**What the task requires**
Quote every line of the material beneath this one.

**Supplied material**
_ _ _ _
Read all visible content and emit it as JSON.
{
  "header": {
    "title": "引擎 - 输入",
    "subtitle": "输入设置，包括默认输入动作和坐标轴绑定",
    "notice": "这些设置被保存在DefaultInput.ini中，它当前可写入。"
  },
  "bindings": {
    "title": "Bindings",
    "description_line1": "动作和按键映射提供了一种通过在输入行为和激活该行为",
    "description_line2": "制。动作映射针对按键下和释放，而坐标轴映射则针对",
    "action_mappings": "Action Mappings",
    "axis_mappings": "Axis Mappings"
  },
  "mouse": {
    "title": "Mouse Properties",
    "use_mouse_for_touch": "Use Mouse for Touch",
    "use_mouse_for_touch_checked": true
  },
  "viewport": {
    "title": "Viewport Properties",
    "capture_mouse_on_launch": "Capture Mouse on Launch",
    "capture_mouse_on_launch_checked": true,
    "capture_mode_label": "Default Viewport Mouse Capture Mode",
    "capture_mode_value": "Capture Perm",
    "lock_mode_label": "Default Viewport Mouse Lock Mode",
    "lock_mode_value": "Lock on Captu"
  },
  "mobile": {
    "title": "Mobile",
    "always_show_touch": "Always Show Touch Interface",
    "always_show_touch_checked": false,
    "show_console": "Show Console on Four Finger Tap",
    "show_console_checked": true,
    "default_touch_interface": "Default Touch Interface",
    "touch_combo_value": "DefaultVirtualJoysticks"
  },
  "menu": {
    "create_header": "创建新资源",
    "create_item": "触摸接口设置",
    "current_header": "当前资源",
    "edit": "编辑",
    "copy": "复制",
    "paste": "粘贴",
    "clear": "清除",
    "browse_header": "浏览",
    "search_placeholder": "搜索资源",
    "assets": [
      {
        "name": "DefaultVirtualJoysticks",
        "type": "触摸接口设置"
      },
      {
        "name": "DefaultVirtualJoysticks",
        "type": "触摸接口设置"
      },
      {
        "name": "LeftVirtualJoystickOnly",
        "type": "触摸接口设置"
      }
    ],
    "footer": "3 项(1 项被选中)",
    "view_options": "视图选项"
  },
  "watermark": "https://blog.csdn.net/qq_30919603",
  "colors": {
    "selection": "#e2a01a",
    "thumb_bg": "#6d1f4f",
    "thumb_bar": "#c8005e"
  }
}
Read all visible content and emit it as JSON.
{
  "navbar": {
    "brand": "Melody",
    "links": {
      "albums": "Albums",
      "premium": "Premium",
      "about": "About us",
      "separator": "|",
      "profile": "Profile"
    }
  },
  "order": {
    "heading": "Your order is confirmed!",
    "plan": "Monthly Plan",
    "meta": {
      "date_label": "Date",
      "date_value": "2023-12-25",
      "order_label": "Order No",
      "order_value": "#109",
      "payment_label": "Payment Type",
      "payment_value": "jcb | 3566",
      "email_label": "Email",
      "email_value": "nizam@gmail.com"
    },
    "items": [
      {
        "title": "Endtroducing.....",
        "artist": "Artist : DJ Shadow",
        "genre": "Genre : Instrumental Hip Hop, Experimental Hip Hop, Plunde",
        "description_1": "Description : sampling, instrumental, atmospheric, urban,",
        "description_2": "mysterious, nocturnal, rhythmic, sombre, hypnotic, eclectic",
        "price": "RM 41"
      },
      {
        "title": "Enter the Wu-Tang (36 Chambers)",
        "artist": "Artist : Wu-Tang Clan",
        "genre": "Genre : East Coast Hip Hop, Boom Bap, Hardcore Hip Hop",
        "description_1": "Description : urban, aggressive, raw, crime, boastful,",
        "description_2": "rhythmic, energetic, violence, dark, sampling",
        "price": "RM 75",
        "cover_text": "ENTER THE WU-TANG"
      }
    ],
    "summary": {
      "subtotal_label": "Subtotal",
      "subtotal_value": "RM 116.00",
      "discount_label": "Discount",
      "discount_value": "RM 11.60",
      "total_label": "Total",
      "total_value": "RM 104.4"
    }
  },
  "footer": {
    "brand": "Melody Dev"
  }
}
_ _ _ _
**Final answer**
Read all visible content and emit it as JSON.
{
  "header": {
    "title": "引擎 - 输入",
    "subtitle": "输入设置，包括默认输入动作和坐标轴绑定",
    "notice": "这些设置被保存在DefaultInput.ini中，它当前可写入。"
  },
  "bindings": {
    "title": "Bindings",
    "description_line1": "动作和按键映射提供了一种通过在输入行为和激活该行为",
    "description_line2": "制。动作映射针对按键下和释放，而坐标轴映射则针对",
    "action_mappings": "Action Mappings",
    "axis_mappings": "Axis Mappings"
  },
  "mouse": {
    "title": "Mouse Properties",
    "use_mouse_for_touch": "Use Mouse for Touch",
    "use_mouse_for_touch_checked": true
  },
  "viewport": {
    "title": "Viewport Properties",
    "capture_mouse_on_launch": "Capture Mouse on Launch",
    "capture_mouse_on_launch_checked": true,
    "capture_mode_label": "Default Viewport Mouse Capture Mode",
    "capture_mode_value": "Capture Perm",
    "lock_mode_label": "Default Viewport Mouse Lock Mode",
    "lock_mode_value": "Lock on Captu"
  },
  "mobile": {
    "title": "Mobile",
    "always_show_touch": "Always Show Touch Interface",
    "always_show_touch_checked": false,
    "show_console": "Show Console on Four Finger Tap",
    "show_console_checked": true,
    "default_touch_interface": "Default Touch Interface",
    "touch_combo_value": "DefaultVirtualJoysticks"
  },
  "menu": {
    "create_header": "创建新资源",
    "create_item": "触摸接口设置",
    "current_header": "当前资源",
    "edit": "编辑",
    "copy": "复制",
    "paste": "粘贴",
    "clear": "清除",
    "browse_header": "浏览",
    "search_placeholder": "搜索资源",
    "assets": [
      {
        "name": "DefaultVirtualJoysticks",
        "type": "触摸接口设置"
      },
      {
        "name": "DefaultVirtualJoysticks",
        "type": "触摸接口设置"
      },
      {
        "name": "LeftVirtualJoystickOnly",
        "type": "触摸接口设置"
      }
    ],
    "footer": "3 项(1 项被选中)",
    "view_options": "视图选项"
  },
  "watermark": "https://blog.csdn.net/qq_30919603",
  "colors": {
    "selection": "#e2a01a",
    "thumb_bg": "#6d1f4f",
    "thumb_bar": "#c8005e"
  }
}
Read all visible content and emit it as JSON.
{
  "navbar": {
    "brand": "Melody",
    "links": {
      "albums": "Albums",
      "premium": "Premium",
      "about": "About us",
      "separator": "|",
      "profile": "Profile"
    }
  },
  "order": {
    "heading": "Your order is confirmed!",
    "plan": "Monthly Plan",
    "meta": {
      "date_label": "Date",
      "date_value": "2023-12-25",
      "order_label": "Order No",
      "order_value": "#109",
      "payment_label": "Payment Type",
      "payment_value": "jcb | 3566",
      "email_label": "Email",
      "email_value": "nizam@gmail.com"
    },
    "items": [
      {
        "title": "Endtroducing.....",
        "artist": "Artist : DJ Shadow",
        "genre": "Genre : Instrumental Hip Hop, Experimental Hip Hop, Plunde",
        "description_1": "Description : sampling, instrumental, atmospheric, urban,",
        "description_2": "mysterious, nocturnal, rhythmic, sombre, hypnotic, eclectic",
        "price": "RM 41"
      },
      {
        "title": "Enter the Wu-Tang (36 Chambers)",
        "artist": "Artist : Wu-Tang Clan",
        "genre": "Genre : East Coast Hip Hop, Boom Bap, Hardcore Hip Hop",
        "description_1": "Description : urban, aggressive, raw, crime, boastful,",
        "description_2": "rhythmic, energetic, violence, dark, sampling",
        "price": "RM 75",
        "cover_text": "ENTER THE WU-TANG"
      }
    ],
    "summary": {
      "subtotal_label": "Subtotal",
      "subtotal_value": "RM 116.00",
      "discount_label": "Discount",
      "discount_value": "RM 11.60",
      "total_label": "Total",
      "total_value": "RM 104.4"
    }
  },
  "footer": {
    "brand": "Melody Dev"
  }
}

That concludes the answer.